» **Set exercise**
Each line containing the word "hotel" should be found and copied.

» **Data extracted from a collection**
====================

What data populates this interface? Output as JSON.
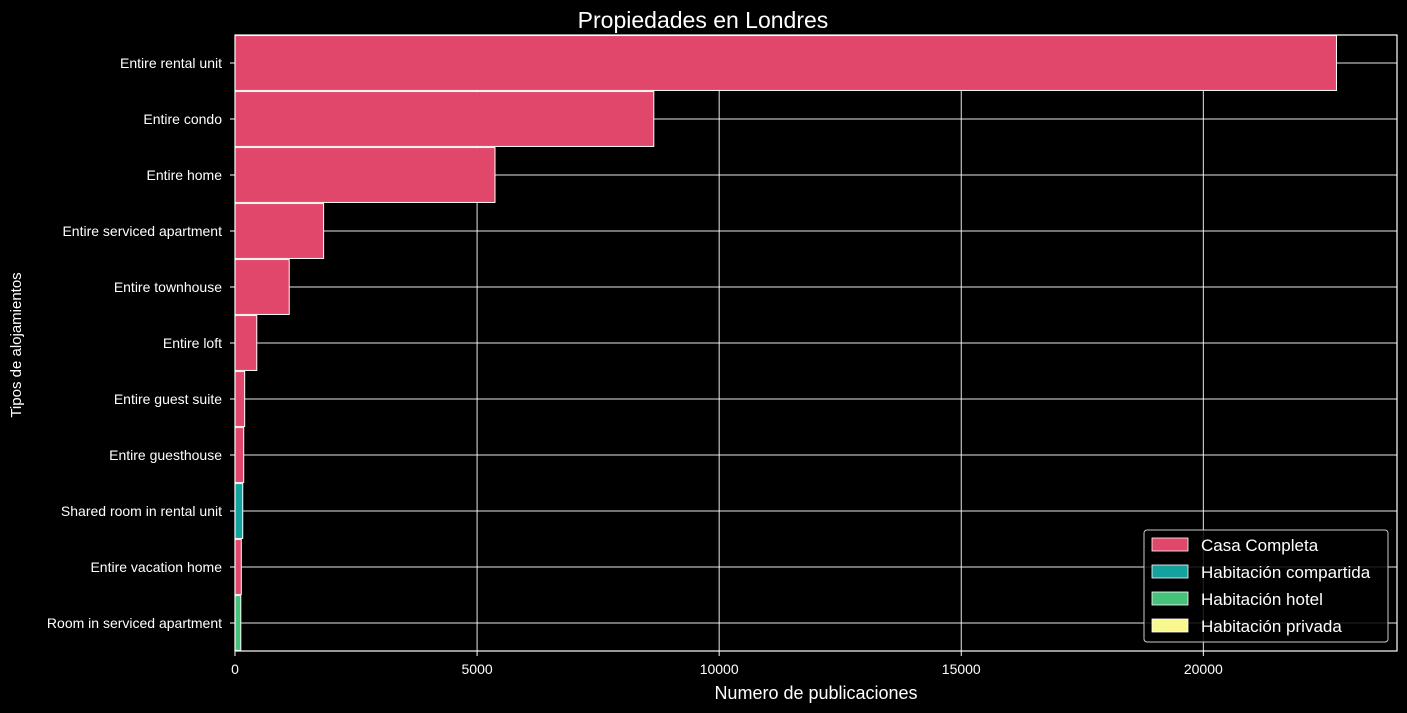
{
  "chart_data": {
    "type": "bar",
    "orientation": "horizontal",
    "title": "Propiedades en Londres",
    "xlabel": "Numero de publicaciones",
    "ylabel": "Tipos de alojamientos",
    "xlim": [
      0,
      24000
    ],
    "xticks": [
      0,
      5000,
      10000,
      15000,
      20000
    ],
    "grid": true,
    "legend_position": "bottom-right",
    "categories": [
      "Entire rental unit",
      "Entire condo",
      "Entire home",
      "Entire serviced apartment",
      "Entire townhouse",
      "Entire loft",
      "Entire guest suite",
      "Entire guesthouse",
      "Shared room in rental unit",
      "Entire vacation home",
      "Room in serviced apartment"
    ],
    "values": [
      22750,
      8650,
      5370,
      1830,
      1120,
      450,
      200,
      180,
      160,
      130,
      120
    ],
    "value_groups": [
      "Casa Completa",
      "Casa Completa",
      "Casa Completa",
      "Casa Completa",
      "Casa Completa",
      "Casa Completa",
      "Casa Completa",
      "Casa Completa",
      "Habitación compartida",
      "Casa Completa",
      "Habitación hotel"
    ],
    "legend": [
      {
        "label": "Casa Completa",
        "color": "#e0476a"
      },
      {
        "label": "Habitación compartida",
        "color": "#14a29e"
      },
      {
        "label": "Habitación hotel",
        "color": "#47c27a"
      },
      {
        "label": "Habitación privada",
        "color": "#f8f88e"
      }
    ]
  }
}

====================

» **Output of the exercise**
      "Habitación hotel"
        "label": "Habitación hotel",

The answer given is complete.